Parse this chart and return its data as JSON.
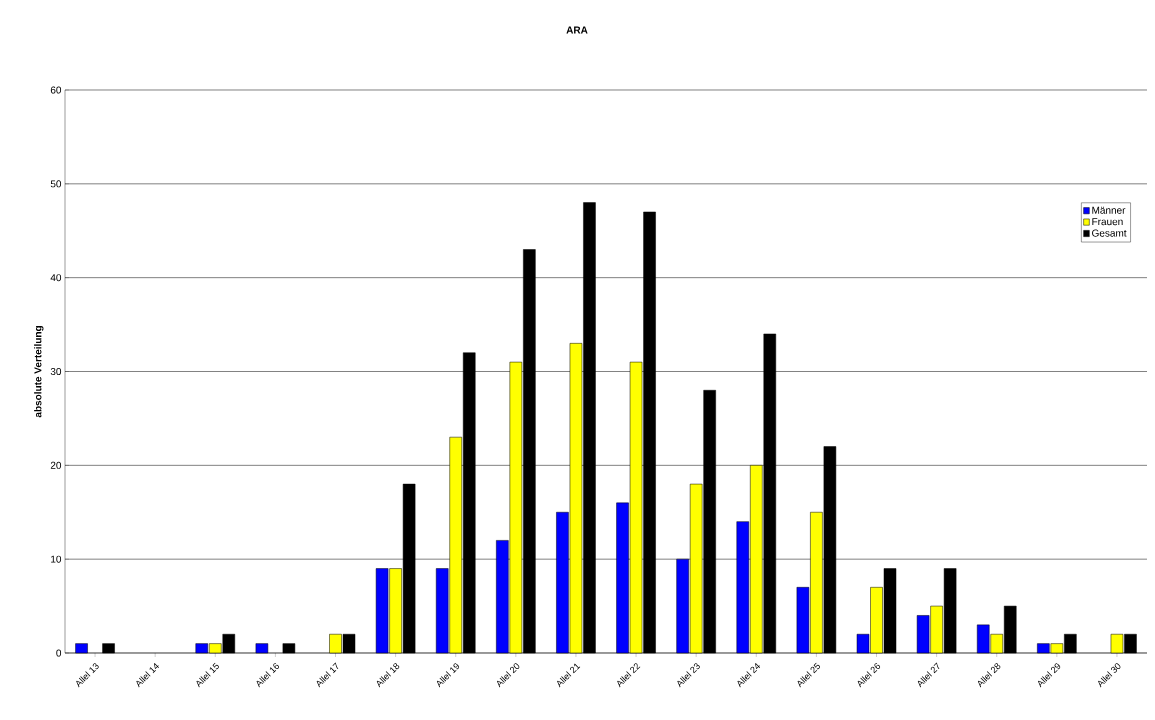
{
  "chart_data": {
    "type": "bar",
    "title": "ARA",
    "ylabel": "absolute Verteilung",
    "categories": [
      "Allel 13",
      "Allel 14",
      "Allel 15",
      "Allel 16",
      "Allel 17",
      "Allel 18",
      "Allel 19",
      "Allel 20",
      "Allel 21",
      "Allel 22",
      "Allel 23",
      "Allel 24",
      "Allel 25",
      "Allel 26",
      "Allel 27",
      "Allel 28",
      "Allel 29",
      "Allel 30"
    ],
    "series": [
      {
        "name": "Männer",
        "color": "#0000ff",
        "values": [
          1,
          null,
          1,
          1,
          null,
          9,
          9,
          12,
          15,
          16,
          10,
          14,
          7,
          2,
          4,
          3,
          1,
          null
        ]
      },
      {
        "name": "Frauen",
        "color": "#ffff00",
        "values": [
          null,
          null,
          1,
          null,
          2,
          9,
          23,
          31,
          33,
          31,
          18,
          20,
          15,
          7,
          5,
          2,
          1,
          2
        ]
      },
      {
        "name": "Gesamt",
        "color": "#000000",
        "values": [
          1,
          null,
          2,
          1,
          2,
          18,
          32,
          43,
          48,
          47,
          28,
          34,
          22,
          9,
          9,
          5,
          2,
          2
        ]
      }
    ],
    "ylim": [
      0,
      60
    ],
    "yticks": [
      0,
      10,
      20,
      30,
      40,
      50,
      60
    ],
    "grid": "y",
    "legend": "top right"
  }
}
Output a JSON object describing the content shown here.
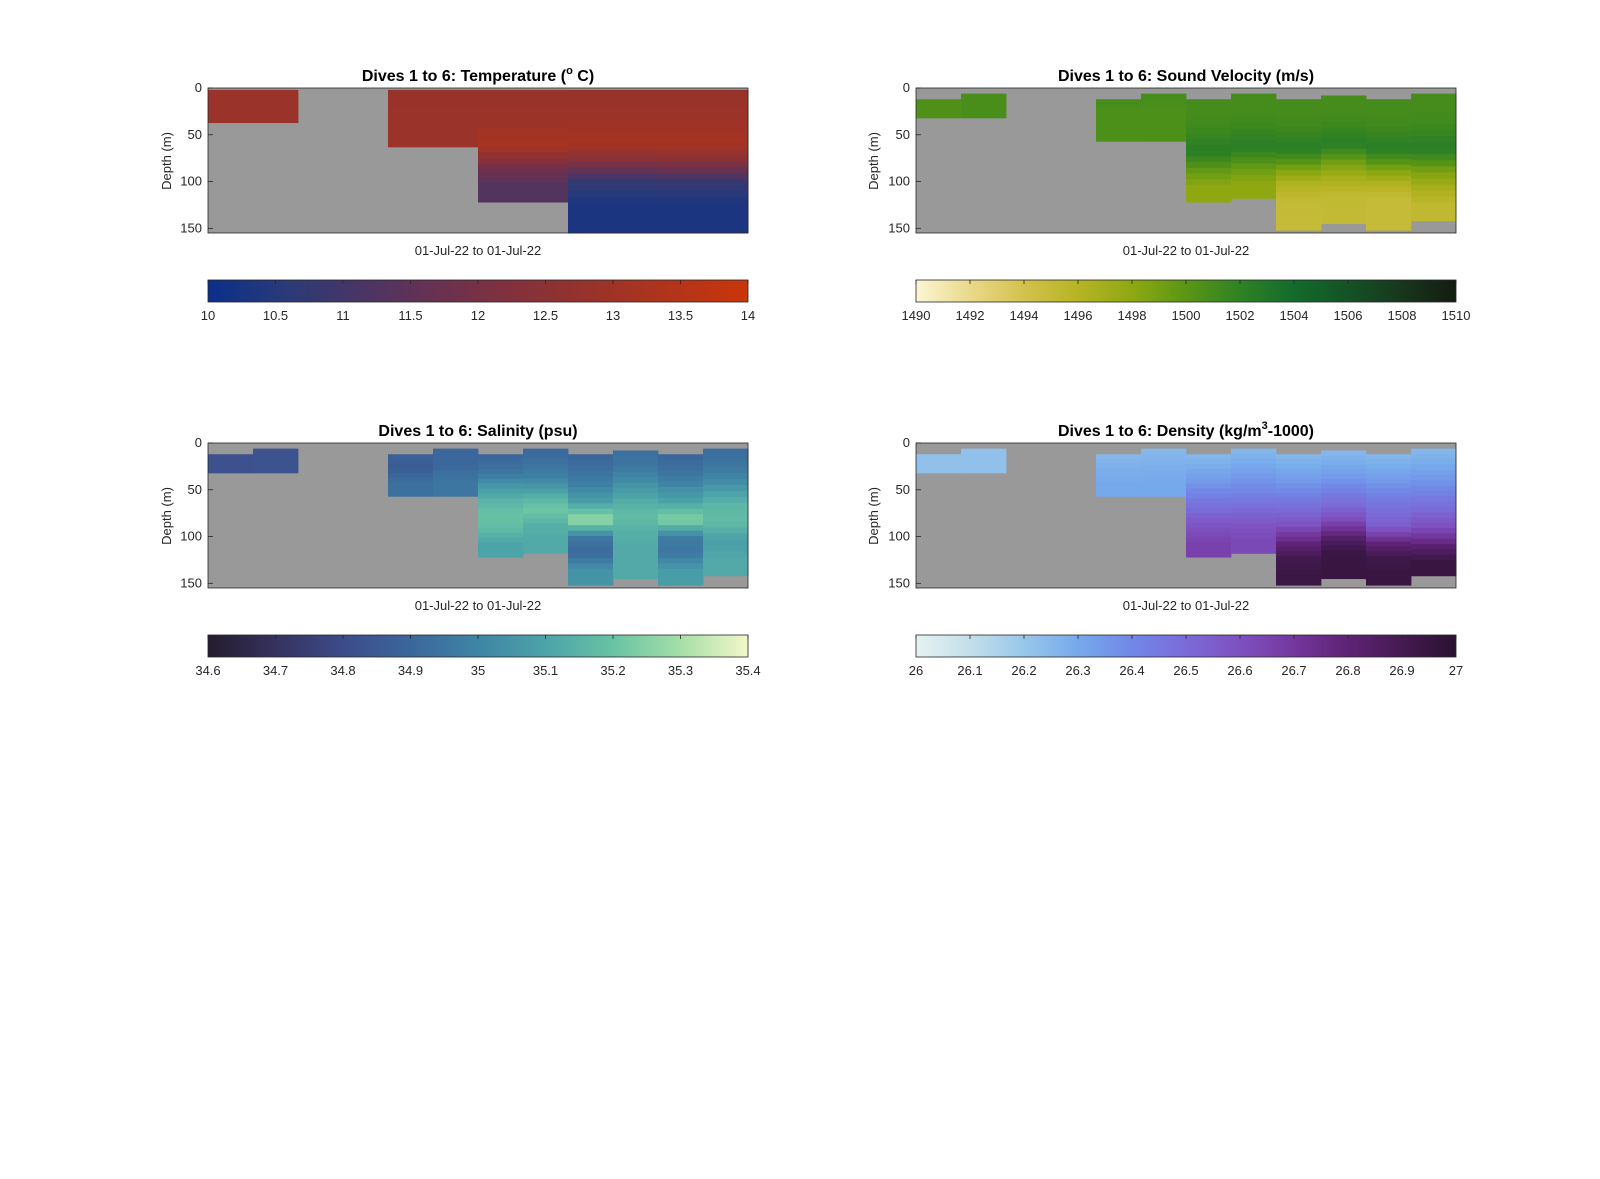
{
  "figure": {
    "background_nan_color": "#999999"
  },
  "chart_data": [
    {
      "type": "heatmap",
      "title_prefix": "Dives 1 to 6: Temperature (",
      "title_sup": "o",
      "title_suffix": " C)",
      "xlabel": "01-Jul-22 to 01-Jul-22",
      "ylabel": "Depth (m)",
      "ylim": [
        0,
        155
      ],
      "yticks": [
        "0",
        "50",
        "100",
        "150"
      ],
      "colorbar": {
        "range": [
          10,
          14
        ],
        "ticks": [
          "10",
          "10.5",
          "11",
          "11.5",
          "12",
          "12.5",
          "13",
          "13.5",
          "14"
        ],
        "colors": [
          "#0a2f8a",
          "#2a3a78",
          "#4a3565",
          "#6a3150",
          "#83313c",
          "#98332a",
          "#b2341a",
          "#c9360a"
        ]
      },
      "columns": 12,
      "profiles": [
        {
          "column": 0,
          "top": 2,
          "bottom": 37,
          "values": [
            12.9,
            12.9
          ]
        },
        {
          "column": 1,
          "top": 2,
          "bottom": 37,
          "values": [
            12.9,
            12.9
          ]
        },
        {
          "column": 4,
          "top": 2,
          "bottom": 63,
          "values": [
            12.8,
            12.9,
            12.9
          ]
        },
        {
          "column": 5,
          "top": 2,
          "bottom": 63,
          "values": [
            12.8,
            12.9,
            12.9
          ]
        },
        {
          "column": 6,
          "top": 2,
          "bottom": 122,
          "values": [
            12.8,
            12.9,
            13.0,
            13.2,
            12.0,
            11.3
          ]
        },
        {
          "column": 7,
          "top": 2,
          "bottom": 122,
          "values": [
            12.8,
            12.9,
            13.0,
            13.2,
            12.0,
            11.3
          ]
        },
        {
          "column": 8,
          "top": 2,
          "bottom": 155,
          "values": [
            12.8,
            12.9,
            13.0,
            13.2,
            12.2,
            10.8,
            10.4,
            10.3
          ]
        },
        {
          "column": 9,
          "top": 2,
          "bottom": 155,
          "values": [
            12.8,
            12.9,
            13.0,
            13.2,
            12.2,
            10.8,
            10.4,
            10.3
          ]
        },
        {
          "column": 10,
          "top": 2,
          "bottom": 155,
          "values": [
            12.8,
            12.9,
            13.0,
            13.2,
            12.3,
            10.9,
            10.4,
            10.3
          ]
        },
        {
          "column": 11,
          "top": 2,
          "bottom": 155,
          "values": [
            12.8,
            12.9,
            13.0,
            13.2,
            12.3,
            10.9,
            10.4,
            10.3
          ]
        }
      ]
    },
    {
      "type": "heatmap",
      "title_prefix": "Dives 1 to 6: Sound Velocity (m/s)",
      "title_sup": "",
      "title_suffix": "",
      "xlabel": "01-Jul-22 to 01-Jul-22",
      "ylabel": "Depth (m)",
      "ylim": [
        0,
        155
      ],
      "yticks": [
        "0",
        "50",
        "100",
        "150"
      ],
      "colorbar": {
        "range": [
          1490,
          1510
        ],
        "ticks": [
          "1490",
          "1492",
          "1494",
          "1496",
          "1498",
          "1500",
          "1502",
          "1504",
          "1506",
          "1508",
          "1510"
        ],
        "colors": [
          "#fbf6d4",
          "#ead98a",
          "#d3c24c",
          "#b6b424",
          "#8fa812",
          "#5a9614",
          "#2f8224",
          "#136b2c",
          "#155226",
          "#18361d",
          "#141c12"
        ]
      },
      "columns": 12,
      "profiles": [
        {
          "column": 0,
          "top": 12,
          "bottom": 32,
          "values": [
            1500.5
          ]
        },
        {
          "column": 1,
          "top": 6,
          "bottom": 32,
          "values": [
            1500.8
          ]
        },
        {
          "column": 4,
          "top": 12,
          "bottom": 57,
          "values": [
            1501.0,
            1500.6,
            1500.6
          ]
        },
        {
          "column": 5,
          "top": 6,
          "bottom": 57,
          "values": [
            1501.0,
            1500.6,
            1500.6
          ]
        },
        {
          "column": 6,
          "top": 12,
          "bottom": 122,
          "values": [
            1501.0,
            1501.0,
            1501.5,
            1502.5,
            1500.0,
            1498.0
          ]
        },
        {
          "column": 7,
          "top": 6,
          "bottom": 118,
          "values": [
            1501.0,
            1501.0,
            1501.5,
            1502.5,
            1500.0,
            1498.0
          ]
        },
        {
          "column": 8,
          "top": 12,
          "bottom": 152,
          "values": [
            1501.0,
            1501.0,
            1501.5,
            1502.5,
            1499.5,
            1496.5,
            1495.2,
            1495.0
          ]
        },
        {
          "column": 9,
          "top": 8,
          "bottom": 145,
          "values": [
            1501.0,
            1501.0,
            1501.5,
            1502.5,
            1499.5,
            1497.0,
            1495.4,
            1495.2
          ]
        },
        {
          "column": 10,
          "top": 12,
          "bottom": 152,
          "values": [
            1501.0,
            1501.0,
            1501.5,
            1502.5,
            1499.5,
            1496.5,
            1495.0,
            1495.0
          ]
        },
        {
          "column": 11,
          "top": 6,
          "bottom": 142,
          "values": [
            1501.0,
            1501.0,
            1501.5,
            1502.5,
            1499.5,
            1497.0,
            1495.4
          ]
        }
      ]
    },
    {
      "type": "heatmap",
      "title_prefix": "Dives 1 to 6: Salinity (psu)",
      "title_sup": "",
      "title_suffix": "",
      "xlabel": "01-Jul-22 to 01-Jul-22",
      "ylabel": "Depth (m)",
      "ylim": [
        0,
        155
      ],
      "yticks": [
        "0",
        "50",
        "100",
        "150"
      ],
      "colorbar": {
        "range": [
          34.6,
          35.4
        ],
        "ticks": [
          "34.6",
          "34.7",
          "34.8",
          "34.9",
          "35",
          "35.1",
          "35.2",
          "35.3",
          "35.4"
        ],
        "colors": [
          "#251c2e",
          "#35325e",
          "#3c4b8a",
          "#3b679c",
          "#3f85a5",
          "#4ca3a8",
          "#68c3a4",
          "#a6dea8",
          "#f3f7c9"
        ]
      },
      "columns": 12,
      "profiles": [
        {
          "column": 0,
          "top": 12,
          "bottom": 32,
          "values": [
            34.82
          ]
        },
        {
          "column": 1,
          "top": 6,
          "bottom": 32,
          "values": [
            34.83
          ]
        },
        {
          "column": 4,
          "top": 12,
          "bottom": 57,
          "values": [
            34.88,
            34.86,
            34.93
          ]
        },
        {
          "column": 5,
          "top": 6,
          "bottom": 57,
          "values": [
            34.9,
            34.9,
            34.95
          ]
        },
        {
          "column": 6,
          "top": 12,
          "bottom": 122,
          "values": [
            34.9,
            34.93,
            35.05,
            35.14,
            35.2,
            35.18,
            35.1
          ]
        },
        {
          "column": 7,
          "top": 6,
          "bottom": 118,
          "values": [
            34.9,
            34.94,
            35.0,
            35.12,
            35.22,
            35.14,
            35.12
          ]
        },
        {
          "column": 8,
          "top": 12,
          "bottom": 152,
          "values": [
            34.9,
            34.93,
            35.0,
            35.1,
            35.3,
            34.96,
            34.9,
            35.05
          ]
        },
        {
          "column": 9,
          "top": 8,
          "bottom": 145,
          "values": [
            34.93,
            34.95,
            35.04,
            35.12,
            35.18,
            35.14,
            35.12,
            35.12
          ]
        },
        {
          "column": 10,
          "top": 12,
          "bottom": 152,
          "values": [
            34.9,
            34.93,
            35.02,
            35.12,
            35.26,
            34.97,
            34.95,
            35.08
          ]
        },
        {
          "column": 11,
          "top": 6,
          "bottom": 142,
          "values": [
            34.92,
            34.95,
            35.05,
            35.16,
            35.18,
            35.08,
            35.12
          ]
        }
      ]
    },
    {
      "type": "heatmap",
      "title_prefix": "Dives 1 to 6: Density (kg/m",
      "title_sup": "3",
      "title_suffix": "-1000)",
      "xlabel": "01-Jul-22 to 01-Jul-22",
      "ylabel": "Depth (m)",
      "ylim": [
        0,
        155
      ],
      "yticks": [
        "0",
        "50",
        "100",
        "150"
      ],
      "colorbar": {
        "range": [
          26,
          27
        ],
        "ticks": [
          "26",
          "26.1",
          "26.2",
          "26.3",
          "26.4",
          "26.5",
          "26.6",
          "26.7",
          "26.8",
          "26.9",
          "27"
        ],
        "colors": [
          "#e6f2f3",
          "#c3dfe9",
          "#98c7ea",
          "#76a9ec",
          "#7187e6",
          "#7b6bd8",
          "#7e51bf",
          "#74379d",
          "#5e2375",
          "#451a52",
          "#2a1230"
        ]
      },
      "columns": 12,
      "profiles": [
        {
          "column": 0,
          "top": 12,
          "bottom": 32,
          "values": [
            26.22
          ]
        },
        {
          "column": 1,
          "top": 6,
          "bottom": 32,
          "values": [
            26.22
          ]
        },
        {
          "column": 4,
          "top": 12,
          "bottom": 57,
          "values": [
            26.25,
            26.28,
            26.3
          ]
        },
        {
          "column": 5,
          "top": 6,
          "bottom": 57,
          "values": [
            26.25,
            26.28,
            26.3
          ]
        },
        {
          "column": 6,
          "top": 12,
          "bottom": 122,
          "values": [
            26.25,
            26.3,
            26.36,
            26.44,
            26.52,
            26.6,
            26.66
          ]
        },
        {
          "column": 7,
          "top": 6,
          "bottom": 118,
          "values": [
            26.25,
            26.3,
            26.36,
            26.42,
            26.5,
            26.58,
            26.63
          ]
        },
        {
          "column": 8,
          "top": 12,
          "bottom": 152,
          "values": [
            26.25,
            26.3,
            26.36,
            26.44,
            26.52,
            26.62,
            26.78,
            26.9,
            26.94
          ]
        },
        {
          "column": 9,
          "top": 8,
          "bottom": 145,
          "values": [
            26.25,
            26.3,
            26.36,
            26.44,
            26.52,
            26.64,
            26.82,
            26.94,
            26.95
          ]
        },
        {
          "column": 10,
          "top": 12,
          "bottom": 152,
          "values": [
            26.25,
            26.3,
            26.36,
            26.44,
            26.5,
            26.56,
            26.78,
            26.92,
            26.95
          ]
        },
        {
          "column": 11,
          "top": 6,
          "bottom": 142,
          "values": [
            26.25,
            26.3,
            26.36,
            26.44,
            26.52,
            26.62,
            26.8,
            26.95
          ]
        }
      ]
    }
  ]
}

WORK REQUIRED: Which lines of the material contain the string "name"? List each of them.

ANSWER BELOW:
        "name": "Männer",
        "name": "Frauen",
        "name": "Gesamt",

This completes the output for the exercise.